> [Problem statement]: Extend the essay below on how the COVID-19 crisis has interrupted hurried modern routines, beginning immediately after its final sentence.

===== Exercise passage =====

While, I am certainly not claiming this current situation to be a “godsend” or “blessing” in any traditional sense, and although this crisis is beyond tragic in so many ways, I am not sure our lives were not in danger of tragic consequences anyway. People running from place to place, job to sport, sport to the store, throwing in some homework, throwing in a beef and beer or other social event, it was catching up with all of us which is evident from a five-minute review of social media postings. Depression was rising anyway. Drug use and substance abuse was increasingly the norm. So, in other words- I am not sure we were all doing so well despite our perfect social media lives. I know I certainly wasn’t.

For many of us this is the first time in years we stand in equipoise, meaning that we are all in some shape or form in this together with no one “better” than the next person. Our careers have truly never mattered nor defined us, our Facebook “likes” have clearly never mattered, and yet for the past several years, many of those things have resulted in us feeling good or bad about who we are. COVID-19 and the impact has confirmed- IT DOES NOT MATTER. For once, our lives our collectively undefined by the amount of friends included in your happy hour pictures, the success of your children’s sports or academics, and we are all living as basic humans and getting to see that for the most part most of us are truly good people inside.

===== Dataset extract =====

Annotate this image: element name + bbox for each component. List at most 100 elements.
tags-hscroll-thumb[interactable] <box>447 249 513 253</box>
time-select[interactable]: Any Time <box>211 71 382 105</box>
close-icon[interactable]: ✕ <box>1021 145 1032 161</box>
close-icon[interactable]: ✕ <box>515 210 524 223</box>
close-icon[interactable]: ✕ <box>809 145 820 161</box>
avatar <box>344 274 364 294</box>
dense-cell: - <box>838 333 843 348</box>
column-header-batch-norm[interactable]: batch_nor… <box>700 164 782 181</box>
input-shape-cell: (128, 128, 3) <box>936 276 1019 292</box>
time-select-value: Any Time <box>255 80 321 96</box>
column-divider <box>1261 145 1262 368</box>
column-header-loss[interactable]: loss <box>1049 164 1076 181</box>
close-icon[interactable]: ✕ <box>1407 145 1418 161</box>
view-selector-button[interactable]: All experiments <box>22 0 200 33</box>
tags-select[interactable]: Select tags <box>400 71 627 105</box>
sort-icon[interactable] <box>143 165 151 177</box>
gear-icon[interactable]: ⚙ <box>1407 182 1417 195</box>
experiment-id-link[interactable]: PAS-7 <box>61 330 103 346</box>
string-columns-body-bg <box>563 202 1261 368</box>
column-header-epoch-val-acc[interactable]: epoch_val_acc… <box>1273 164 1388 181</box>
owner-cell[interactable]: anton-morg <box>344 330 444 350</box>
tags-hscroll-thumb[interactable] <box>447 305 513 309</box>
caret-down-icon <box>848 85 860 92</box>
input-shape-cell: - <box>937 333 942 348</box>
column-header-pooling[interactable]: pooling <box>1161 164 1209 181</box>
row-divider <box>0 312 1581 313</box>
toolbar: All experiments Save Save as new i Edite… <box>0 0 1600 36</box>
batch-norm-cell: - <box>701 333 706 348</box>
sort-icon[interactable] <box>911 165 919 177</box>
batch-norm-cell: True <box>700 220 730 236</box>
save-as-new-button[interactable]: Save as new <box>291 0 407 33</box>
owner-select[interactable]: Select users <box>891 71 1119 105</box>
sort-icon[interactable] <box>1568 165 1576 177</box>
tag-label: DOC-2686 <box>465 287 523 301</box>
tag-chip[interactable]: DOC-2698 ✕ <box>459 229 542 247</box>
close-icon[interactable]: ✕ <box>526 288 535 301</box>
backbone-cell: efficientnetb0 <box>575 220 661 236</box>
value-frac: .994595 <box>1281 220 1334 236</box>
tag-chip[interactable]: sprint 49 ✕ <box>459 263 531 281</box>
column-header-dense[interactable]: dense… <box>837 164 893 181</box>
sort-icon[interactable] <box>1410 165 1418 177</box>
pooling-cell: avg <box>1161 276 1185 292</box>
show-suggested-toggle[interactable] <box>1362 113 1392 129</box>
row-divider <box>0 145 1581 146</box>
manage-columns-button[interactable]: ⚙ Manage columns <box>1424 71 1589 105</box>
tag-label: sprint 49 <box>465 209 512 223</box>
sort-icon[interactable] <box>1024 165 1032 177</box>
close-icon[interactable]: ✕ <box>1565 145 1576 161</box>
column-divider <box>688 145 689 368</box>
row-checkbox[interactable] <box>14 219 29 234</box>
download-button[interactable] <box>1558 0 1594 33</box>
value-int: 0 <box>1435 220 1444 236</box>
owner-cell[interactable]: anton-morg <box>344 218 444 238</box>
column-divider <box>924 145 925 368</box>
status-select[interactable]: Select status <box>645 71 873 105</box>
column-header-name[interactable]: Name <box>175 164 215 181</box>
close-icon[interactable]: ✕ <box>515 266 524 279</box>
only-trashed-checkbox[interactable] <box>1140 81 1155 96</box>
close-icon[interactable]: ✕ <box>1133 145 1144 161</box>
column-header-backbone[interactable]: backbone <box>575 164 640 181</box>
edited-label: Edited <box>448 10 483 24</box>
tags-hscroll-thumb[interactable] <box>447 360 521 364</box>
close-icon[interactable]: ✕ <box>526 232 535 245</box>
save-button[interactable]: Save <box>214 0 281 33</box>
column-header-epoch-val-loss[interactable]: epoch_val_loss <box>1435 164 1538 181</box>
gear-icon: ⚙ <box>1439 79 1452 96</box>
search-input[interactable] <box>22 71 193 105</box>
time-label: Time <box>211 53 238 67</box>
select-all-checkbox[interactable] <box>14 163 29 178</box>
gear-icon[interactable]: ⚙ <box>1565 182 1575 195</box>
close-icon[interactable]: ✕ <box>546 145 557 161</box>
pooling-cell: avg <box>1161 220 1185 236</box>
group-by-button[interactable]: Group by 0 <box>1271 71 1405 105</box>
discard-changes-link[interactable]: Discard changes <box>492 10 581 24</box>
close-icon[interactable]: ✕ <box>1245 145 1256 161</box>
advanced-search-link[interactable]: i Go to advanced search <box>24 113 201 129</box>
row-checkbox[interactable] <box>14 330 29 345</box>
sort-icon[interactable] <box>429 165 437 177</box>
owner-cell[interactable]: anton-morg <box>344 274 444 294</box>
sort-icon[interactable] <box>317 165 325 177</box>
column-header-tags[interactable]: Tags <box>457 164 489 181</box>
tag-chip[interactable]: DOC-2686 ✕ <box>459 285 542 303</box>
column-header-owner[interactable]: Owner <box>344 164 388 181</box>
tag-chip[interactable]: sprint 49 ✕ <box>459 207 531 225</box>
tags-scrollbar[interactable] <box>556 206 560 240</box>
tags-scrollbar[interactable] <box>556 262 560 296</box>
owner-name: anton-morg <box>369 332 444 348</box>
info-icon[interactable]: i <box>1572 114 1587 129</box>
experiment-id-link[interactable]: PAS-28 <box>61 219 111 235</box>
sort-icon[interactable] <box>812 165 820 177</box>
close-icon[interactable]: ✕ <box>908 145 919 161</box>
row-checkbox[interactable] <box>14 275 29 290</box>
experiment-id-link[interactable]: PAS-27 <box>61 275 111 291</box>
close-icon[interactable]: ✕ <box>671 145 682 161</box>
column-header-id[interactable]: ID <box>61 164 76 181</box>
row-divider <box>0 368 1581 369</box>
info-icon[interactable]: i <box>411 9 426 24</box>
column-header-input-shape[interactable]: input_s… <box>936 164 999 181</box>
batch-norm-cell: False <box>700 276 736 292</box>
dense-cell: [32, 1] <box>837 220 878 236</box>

=====

> [Result]:
In other words, nothing about this current crisis is “fun” and nothing in this article designed to insult anyone and the horrific impact this is having on their particular situation. People have and will lose jobs. Our economy is and will continue to suffer. People will continue to lose many that they love and even worse, be unable to bury them or appropriately grieve. I appreciate that all and it is downright scary as hell. However, for me, someone who has been diagnosed with complex PTSD and at times have been crippled by anxiety, I have found it ironic that given this current crisis, I have experienced no personal anxiety, no panic attacks, and instead been fortunate enough to find strength in myself and joy in my family I haven’t felt in a very long time. I found my focus has changed to things that I could control and that years of therapy, anti-anxiety drugs, and self-help books have been unable to teach me. I have gotten to know myself again. I have prioritized in a way I should have been for years and sadly had to be forced to do. I have enjoyed the simple things with my kids (and I am no “Karen”) but I get to talk to them directly, not through a fence at a game or in the car when they are distracted by Ipads.

So, just like everyone else, I continue to pray for this to end. I continue to pray and worry for those first responders risking their lives daily, those who have sadly died, and those fighting their battles medically or even the financial struggles this has created. I cannot pray hard enough for this to end as soon as possible. However, I would be lying if I didn’t say it’s taught me more lessons in twenty-one (21) days than I have learned in the last ten (10) years- slow down and relax.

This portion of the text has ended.